◆ SET TASK
Provide only the number of lines in the listing that contain the string "Tour".
— begin —
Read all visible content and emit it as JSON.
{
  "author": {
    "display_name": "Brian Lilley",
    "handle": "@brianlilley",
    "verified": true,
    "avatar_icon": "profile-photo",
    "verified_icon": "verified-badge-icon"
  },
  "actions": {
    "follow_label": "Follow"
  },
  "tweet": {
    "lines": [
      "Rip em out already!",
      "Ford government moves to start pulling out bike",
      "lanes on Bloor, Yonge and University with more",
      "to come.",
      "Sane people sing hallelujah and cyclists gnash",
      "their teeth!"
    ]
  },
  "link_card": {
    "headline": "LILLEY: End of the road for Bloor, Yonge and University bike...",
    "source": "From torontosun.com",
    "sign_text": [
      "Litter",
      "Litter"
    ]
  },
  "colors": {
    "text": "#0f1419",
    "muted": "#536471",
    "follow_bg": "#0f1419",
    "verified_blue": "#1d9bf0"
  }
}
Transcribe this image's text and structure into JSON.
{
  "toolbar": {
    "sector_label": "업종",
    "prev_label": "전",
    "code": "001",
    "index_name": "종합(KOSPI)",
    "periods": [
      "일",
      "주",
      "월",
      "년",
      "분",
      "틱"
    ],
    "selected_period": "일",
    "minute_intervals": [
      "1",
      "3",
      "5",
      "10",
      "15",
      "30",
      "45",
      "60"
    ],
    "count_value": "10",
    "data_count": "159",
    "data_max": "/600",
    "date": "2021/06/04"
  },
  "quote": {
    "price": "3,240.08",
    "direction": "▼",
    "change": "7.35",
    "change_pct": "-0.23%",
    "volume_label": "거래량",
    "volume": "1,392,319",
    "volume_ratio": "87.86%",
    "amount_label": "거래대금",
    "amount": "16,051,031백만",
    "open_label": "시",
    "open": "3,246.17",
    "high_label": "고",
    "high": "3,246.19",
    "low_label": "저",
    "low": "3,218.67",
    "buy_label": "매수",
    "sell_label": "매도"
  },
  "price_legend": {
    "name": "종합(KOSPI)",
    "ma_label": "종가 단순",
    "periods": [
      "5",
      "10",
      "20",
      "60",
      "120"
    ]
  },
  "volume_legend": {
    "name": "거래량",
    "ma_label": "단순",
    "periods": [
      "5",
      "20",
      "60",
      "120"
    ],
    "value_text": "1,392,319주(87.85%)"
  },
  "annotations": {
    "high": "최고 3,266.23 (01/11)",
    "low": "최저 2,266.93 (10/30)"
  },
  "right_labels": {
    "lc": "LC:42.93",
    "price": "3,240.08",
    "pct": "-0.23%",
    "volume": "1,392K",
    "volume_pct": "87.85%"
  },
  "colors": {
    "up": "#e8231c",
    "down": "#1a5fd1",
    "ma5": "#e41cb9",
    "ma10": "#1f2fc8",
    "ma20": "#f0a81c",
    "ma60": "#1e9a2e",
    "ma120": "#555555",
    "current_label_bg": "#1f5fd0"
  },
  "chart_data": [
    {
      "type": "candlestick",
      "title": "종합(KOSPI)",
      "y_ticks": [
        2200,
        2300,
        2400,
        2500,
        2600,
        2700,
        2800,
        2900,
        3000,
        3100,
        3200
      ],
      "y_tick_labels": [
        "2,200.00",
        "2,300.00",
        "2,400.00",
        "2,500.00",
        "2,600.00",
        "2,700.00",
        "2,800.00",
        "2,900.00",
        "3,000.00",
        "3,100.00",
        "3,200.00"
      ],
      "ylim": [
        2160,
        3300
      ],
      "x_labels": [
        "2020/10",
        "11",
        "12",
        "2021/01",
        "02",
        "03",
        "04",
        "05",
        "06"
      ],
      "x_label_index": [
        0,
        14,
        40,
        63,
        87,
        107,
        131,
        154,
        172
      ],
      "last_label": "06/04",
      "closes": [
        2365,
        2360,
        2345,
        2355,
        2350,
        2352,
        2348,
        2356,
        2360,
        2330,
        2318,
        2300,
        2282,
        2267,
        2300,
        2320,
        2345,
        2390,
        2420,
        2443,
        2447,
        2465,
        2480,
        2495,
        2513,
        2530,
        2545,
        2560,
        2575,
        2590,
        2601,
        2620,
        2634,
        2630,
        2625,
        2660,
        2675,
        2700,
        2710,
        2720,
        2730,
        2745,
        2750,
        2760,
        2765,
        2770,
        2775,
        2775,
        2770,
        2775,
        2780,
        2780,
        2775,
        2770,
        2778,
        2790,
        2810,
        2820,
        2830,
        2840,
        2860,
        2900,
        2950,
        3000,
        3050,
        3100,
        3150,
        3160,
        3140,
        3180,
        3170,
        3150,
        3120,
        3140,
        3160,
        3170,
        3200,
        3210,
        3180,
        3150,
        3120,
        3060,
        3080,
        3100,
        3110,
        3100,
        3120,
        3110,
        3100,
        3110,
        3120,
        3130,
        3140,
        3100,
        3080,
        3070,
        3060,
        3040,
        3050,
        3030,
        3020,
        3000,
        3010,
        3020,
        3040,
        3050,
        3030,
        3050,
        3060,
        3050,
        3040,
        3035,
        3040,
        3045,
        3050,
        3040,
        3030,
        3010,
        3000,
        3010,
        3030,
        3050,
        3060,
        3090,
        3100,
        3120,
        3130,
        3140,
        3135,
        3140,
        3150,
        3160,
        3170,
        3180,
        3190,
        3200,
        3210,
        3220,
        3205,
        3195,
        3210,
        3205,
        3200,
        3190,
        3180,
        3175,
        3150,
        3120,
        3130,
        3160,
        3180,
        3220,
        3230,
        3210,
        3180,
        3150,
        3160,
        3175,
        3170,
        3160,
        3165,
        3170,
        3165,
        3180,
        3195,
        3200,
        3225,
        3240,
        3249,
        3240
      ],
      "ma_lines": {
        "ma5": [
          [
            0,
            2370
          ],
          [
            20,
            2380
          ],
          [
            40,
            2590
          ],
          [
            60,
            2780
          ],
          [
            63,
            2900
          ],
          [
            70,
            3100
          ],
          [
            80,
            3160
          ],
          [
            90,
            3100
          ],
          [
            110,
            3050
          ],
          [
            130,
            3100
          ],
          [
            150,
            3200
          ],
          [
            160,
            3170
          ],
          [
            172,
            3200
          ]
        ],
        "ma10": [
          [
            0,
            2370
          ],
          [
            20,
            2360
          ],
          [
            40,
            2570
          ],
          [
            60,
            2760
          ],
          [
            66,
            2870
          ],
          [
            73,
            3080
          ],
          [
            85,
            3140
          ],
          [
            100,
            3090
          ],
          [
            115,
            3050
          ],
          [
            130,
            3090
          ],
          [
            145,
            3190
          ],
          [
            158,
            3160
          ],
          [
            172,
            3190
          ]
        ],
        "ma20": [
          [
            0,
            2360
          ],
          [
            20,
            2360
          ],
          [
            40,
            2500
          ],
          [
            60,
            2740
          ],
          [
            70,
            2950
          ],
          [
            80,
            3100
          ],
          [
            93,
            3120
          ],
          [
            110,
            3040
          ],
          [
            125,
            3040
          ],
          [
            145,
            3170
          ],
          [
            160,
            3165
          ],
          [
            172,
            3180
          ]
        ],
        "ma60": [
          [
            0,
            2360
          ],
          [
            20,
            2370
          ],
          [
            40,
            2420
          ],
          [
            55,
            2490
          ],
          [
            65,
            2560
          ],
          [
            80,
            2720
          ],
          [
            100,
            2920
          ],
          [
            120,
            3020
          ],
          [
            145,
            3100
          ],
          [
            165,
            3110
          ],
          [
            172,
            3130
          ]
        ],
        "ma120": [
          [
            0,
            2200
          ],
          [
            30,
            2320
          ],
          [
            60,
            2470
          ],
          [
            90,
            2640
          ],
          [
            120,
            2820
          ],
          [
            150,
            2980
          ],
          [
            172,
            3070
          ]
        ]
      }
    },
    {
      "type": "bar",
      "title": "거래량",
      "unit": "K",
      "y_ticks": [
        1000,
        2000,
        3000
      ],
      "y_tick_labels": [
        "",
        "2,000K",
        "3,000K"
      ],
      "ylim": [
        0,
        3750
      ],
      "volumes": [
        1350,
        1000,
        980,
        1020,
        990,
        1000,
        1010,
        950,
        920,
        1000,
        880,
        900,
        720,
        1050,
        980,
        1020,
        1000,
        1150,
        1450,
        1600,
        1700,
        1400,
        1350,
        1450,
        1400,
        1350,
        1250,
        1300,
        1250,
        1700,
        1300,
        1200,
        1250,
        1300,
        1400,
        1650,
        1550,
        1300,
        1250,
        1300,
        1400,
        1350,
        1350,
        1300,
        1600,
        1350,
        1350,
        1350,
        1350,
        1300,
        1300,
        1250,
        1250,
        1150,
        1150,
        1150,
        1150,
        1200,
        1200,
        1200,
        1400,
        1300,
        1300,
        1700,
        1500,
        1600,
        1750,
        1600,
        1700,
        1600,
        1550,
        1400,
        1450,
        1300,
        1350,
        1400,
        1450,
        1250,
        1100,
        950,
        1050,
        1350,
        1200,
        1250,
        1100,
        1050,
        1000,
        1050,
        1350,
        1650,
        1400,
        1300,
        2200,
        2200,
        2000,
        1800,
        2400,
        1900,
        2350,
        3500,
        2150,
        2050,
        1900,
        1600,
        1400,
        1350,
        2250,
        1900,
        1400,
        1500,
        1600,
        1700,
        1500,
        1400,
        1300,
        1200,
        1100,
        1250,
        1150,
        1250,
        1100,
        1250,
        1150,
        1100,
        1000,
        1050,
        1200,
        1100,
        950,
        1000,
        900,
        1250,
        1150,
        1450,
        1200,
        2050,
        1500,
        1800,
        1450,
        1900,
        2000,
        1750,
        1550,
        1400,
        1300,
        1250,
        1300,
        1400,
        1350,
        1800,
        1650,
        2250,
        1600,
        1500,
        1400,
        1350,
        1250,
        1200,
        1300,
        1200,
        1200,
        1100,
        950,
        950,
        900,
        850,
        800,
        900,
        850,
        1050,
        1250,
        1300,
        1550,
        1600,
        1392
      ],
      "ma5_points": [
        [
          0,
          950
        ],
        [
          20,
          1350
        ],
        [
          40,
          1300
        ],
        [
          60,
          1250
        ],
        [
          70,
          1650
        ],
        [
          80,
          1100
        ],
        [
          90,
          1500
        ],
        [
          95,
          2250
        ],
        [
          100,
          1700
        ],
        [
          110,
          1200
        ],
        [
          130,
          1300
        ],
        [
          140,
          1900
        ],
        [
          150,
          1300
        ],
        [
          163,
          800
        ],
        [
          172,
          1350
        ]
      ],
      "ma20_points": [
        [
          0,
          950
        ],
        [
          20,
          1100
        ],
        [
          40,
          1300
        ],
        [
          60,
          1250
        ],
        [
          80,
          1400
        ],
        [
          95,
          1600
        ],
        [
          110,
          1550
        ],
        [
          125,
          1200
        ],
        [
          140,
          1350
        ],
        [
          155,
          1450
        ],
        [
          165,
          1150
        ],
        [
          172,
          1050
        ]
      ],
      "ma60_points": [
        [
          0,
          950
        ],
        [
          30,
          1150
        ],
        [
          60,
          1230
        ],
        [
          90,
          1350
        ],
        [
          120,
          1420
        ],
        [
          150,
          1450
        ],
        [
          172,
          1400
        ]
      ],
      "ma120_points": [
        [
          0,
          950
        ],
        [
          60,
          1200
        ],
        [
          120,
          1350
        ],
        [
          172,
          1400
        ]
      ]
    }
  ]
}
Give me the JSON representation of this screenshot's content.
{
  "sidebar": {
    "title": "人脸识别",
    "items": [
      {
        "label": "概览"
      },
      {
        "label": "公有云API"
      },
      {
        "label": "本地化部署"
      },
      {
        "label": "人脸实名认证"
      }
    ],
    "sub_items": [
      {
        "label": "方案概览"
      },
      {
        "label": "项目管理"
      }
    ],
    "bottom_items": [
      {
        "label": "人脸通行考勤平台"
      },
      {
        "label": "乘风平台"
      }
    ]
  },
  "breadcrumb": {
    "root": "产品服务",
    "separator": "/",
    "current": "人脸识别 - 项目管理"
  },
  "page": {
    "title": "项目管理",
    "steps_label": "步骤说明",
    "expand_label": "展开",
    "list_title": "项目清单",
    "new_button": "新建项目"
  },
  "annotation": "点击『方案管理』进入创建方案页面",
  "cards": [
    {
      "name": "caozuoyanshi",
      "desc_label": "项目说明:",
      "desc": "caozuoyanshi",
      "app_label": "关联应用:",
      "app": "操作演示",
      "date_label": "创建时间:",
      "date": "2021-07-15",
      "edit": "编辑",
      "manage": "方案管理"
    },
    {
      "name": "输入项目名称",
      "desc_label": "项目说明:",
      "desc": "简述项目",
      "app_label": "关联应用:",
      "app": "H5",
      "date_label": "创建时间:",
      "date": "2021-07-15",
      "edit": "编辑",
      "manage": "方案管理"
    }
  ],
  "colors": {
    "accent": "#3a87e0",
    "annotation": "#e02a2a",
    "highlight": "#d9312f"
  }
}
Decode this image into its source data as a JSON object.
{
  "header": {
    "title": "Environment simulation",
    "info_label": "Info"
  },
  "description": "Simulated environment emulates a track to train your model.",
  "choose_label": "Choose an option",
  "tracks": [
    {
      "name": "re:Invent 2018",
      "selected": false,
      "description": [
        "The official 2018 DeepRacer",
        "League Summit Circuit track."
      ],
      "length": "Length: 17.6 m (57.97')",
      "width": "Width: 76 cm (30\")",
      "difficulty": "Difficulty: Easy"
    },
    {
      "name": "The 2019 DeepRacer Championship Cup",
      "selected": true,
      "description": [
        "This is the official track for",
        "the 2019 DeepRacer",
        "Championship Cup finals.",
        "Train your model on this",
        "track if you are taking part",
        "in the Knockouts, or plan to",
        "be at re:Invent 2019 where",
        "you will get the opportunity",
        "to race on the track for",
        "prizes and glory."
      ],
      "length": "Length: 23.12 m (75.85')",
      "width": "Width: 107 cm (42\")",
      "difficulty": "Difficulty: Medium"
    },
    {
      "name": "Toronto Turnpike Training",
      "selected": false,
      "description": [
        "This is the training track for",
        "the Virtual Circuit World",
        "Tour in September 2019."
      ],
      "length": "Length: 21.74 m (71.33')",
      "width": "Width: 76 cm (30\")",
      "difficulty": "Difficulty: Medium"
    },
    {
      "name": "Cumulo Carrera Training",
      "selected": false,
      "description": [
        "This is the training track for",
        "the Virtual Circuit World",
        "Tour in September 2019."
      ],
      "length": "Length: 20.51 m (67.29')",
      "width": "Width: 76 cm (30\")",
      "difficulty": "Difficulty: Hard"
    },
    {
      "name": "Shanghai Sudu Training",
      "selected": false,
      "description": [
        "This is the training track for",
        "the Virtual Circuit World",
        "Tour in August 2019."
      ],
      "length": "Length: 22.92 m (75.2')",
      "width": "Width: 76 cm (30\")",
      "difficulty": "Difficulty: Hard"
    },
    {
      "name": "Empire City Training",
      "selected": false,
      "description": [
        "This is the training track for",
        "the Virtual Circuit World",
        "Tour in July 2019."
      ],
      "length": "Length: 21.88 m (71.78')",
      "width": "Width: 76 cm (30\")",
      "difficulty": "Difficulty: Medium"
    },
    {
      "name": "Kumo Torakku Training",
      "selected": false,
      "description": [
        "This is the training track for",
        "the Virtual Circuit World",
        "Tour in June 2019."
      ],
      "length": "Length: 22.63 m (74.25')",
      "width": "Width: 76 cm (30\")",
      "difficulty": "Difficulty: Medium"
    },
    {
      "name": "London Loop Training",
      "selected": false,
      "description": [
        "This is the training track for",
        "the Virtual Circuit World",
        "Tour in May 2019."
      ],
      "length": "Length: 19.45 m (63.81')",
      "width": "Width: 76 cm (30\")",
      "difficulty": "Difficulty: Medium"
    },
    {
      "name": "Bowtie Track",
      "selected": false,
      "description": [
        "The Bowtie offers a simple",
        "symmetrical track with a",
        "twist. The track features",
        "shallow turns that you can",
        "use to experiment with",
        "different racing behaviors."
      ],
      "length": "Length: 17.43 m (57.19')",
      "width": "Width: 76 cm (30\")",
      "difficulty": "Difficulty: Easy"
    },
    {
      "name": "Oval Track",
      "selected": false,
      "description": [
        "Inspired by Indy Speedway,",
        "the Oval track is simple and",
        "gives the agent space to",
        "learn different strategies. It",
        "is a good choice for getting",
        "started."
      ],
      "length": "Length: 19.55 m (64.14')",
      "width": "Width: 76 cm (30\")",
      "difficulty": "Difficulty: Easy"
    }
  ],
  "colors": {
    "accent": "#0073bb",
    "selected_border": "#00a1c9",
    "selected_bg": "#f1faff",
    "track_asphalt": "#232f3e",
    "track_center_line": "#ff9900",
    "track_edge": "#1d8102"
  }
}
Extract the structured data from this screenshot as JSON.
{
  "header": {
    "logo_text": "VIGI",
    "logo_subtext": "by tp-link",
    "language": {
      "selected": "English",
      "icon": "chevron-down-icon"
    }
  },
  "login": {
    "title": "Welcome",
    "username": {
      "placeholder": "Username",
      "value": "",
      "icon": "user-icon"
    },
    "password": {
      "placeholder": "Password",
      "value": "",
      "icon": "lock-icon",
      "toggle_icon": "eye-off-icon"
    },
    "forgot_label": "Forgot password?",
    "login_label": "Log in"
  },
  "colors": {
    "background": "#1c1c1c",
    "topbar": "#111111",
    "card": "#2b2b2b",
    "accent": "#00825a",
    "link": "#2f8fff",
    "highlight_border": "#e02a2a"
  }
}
— end —
◆ COMPLETE OUTPUT
6